Trecho do documento:

########

Concordo parcialmente com a segunda crítica. Realmente, são exigidos muitos detalhes de Física, Química e Biologia, o que estimula o ensino das fórmulas cantadas. Mas ainda assim o conhecimento destas disciplinas deve ser testado para candidatos a qualquer área, porque analfabetismo científico é ruim em qualquer área. Já houve um caso de uma revista científica, escrita por jornalistas, que confundiu o i da corrente elétrica com o i dos números complexos. E eu que sou da área de Economia percebo como foi importante ter aprendido ciências naturais no Ensino Médio. O conhecimento da Teoria da Evolução facilita a compreensão de textos de autores neoschumpeterianos. O conhecimento da Teoria da Evolução também tem outras finalidades. É muito difícil desvincular Economia de Política. E o atual debate entre Dawkins e os criacionistas norte-americanos tornou-se um debate político. Não é possível compreendê-lo sem ter estudado Biologia no Ensino Médio. Um tema muito debatido durante a última eleição presidencial foi o aborto. O ensino de Biologia facilitou a formação de uma opinião sobre este assunto, ao demonstrar que um feto de um mês não é um bebê em miniatura. Física é outra disciplina muito importante para economistas, que discutem muito sobre políticas sobre regulação de energia elétrica. É difícil discutir este tema sem saber que watt é unidade de potência, watt-hora é unidade de energia, e que transmissão em longas distâncias gera perdas. Fora as fórmulas cantadas, os estudantes não esquecem tão rápido o conteúdo de ciências naturais.
O mesmo vale para a literatura. Alguns estudantes não lêem livros inteiros, outros lêem. E mesmo o resumo é melhor do que nada. Literatura é um tema de cultura geral. Brasileiros, mesmo engenheiros e matemáticos, deveriam ter alguma noção de Machado de Assis, Graciliano Ramos e Guimarães Rosa.
Eu não considero o modelo atual de vestibular o ideal. Os conteúdos de Física, Química, Biologia, História e Geografia deveriam continuar existindo por serem cultura geral importante para a vida, mas reduzidos por serem fonte de decoreba. Peso maior deveria ser dado para Português, Inglês (mesmo para candidatos a cursos de exatas) e Matemática (mesmo para candidatos a cursos de humanas) porque estas disciplinas além de serem indispensáveis em qualquer área de formação, medem mais a capacidade do candidato de adquirir novos conhecimentos do que o estoque existente de conhecimentos.

########

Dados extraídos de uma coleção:
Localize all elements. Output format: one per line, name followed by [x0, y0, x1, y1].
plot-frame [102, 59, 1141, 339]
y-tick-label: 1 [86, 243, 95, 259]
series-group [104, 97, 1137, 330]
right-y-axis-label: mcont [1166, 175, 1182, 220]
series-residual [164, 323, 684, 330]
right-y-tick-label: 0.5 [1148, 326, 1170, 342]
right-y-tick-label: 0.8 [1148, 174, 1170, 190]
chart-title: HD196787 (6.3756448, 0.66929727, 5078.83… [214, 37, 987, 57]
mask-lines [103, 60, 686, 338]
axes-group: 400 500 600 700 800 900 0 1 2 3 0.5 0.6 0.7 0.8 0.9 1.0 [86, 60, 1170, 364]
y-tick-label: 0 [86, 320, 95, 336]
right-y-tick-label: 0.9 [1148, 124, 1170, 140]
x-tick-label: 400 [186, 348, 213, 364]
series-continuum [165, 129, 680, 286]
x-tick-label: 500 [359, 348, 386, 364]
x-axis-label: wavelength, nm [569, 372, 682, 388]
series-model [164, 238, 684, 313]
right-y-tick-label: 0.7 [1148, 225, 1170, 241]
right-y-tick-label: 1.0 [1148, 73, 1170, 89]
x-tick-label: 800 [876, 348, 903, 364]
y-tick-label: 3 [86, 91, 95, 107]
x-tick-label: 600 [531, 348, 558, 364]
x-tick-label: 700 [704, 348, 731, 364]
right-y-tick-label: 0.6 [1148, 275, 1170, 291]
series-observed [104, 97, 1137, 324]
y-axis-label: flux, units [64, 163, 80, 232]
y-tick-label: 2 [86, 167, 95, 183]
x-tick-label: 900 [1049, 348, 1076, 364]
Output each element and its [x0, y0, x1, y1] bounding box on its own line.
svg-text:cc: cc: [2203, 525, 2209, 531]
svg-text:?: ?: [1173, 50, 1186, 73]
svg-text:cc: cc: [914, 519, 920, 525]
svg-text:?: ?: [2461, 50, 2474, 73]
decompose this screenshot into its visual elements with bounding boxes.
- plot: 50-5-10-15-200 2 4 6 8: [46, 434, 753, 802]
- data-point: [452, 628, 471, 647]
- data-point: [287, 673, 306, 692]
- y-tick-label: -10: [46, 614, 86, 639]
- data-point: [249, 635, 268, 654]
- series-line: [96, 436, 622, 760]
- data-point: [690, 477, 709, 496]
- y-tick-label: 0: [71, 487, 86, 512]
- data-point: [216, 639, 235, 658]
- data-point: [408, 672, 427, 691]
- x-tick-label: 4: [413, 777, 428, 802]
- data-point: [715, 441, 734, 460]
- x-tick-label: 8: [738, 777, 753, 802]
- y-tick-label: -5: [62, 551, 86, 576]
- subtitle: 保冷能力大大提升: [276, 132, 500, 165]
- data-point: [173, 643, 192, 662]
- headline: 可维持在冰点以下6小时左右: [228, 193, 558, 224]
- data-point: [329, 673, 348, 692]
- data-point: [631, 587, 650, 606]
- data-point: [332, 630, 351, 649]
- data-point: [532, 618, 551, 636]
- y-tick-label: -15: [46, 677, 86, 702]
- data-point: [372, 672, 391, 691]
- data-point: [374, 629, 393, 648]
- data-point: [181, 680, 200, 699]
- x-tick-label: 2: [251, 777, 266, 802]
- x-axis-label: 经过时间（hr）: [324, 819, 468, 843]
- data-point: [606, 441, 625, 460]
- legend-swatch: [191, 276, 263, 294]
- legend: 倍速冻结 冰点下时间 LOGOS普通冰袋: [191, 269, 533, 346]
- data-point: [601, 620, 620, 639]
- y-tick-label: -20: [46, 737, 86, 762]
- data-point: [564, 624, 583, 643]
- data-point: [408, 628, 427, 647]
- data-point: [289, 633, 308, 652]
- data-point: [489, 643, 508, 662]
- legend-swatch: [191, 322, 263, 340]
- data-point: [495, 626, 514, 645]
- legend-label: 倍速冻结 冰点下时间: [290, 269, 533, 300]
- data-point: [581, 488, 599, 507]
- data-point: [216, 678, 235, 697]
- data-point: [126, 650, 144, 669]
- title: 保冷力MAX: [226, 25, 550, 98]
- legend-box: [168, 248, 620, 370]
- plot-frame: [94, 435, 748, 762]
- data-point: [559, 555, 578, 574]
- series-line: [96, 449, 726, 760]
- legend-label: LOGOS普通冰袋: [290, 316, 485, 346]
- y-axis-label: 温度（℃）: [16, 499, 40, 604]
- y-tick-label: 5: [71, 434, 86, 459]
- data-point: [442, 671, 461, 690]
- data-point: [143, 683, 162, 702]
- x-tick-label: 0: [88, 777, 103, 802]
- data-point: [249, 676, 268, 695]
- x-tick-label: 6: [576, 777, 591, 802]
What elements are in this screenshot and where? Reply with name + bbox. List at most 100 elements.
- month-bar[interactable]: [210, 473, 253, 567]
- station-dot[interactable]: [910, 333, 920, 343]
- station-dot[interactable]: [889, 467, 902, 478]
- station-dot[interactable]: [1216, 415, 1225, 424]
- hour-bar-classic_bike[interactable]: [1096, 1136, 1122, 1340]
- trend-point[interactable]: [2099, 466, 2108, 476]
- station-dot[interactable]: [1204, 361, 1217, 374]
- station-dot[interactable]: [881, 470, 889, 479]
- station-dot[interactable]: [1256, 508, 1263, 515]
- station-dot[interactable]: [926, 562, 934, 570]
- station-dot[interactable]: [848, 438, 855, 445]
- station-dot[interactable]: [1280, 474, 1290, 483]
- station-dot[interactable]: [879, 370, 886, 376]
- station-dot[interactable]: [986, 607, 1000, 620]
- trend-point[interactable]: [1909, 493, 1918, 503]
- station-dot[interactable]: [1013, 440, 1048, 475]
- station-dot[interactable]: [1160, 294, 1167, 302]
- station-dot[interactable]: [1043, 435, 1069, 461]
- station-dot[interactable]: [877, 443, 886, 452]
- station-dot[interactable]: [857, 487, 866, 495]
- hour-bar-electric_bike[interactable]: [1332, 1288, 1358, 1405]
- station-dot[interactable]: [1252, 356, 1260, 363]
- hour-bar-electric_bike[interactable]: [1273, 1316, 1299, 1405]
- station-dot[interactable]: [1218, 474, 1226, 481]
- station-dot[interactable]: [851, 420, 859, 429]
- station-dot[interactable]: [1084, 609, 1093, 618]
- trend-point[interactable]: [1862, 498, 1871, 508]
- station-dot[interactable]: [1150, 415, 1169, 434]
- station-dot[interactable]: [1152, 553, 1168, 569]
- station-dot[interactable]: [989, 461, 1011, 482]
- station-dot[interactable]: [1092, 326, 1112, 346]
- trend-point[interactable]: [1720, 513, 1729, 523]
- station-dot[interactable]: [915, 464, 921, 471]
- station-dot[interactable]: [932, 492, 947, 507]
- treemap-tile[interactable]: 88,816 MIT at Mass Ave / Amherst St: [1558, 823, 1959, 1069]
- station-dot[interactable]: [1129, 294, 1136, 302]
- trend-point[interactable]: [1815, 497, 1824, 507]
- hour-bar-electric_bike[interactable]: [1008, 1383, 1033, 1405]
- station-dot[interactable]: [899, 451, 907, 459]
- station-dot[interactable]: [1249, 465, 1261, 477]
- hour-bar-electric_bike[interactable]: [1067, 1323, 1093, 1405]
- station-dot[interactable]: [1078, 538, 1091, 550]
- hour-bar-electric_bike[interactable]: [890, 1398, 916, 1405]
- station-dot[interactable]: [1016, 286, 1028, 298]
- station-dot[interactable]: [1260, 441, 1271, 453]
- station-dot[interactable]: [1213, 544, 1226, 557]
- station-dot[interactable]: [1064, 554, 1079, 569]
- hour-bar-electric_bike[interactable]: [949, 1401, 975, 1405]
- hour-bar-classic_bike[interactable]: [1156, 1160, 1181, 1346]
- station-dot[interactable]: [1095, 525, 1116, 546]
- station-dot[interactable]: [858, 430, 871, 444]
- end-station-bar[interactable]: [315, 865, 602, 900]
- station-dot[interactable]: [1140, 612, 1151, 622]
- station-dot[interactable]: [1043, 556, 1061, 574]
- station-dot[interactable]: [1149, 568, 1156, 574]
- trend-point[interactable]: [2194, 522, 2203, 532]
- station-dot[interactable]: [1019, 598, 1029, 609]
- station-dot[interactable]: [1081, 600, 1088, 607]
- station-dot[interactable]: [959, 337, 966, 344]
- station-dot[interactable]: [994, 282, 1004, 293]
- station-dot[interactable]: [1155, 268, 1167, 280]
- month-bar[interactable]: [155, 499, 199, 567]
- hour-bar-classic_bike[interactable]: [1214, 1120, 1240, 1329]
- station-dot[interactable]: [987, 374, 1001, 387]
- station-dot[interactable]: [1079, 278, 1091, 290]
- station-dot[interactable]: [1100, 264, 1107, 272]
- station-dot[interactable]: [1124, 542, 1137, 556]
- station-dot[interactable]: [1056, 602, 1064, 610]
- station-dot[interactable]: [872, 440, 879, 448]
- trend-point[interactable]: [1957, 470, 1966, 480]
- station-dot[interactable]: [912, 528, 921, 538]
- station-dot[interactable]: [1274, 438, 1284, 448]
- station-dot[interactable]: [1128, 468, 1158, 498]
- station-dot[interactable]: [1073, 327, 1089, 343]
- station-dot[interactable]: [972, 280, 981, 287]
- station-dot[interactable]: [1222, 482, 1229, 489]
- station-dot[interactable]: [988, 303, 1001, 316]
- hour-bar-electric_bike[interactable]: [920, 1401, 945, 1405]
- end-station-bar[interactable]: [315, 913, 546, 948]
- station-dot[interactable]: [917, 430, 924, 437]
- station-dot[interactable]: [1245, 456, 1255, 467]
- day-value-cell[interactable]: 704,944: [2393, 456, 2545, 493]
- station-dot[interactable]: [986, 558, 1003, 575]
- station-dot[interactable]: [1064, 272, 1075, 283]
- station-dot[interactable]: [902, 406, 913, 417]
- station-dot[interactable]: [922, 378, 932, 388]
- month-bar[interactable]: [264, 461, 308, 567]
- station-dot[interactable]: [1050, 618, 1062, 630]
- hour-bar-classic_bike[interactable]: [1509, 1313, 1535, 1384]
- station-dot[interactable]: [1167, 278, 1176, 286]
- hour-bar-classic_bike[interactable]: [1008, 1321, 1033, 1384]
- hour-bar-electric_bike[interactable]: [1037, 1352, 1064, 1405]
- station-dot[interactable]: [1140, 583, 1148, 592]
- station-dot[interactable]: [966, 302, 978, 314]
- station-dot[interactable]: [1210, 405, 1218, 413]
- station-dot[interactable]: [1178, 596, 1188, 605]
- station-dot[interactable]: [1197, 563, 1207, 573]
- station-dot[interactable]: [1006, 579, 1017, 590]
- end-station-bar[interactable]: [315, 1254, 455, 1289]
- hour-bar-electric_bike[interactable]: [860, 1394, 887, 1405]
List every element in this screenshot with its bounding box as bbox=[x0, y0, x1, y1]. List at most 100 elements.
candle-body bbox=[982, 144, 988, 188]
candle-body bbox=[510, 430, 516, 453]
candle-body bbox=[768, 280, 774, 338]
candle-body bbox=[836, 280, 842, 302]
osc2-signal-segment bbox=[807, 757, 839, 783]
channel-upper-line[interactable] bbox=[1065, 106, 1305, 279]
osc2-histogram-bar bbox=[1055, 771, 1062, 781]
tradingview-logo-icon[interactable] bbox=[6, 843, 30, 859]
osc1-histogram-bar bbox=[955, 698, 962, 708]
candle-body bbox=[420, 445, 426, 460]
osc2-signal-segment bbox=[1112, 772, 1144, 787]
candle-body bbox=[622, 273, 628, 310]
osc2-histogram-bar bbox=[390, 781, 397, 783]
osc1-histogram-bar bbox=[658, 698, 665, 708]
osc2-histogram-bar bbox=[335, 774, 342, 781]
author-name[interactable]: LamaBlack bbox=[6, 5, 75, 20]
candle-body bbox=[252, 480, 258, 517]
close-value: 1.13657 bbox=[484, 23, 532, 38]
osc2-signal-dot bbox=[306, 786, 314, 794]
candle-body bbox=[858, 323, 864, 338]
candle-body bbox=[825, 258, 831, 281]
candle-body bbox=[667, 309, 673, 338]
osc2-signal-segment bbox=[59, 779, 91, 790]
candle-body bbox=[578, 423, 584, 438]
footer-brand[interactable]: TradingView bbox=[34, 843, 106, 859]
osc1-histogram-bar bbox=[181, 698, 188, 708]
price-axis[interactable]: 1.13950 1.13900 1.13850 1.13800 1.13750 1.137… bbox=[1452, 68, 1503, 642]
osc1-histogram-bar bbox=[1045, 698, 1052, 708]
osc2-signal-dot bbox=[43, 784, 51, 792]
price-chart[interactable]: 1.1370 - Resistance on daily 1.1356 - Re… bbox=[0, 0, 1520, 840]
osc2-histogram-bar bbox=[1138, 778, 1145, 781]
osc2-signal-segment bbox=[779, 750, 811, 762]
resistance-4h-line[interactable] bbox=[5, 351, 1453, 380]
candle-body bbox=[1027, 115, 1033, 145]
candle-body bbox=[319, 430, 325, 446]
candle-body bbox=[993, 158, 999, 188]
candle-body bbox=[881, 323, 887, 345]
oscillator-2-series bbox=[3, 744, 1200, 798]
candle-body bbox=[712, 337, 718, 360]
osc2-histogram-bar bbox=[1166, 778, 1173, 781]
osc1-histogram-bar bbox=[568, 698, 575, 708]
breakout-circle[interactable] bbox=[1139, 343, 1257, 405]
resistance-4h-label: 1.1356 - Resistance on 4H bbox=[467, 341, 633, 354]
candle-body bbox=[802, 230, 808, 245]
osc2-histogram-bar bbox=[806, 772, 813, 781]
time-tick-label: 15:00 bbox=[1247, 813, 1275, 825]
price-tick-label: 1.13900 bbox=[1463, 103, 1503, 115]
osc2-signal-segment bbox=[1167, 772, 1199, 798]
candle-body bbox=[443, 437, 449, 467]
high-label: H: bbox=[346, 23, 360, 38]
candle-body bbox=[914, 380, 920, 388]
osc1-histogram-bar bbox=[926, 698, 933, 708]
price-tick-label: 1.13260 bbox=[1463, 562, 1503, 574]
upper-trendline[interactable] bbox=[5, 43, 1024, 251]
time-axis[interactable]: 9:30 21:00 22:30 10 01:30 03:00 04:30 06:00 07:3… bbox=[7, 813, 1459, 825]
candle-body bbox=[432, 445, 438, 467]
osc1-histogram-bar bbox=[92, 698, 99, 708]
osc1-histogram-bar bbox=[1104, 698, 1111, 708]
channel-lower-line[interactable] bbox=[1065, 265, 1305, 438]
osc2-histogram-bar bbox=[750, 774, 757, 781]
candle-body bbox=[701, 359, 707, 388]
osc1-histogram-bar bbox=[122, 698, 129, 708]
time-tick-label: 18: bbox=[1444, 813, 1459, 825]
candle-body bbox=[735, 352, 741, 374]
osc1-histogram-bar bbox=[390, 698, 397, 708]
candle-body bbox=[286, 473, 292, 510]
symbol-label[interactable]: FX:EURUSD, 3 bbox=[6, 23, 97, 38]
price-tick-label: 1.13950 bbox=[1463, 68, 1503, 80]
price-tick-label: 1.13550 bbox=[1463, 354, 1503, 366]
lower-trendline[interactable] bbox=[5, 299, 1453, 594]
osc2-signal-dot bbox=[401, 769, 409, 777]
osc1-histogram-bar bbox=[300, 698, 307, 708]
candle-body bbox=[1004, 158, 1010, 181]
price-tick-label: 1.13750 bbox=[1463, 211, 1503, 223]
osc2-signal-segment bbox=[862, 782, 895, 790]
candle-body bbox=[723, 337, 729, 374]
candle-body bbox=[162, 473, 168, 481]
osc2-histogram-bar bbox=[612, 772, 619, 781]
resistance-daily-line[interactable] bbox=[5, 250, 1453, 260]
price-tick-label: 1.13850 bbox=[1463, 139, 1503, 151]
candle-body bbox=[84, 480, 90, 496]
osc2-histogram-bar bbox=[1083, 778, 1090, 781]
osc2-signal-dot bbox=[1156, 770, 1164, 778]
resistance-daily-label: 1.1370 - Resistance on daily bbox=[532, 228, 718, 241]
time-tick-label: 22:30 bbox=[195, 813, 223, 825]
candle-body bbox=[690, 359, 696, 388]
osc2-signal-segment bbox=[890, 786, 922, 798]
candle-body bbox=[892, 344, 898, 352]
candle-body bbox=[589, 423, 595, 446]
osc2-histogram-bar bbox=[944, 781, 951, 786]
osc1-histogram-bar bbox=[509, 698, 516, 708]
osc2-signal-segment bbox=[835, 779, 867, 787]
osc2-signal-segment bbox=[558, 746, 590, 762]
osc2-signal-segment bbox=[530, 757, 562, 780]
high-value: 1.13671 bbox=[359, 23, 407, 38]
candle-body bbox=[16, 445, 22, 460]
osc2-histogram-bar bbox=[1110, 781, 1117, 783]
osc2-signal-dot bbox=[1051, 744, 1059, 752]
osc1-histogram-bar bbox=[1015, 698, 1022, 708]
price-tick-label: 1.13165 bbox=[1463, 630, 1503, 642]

########

Requisitos do exercício:
Cite, do texto sobre o vestibular, o trecho que vai de "Eu não considero" até "existente de conhecimentos.".

Resultado da tarefa:
Eu não considero o modelo atual de vestibular o ideal. Os conteúdos de Física, Química, Biologia, História e Geografia deveriam continuar existindo por serem cultura geral importante para a vida, mas reduzidos por serem fonte de decoreba. Peso maior deveria ser dado para Português, Inglês (mesmo para candidatos a cursos de exatas) e Matemática (mesmo para candidatos a cursos de humanas) porque estas disciplinas além de serem indispensáveis em qualquer área de formação, medem mais a capacidade do candidato de adquirir novos conhecimentos do que o estoque existente de conhecimentos.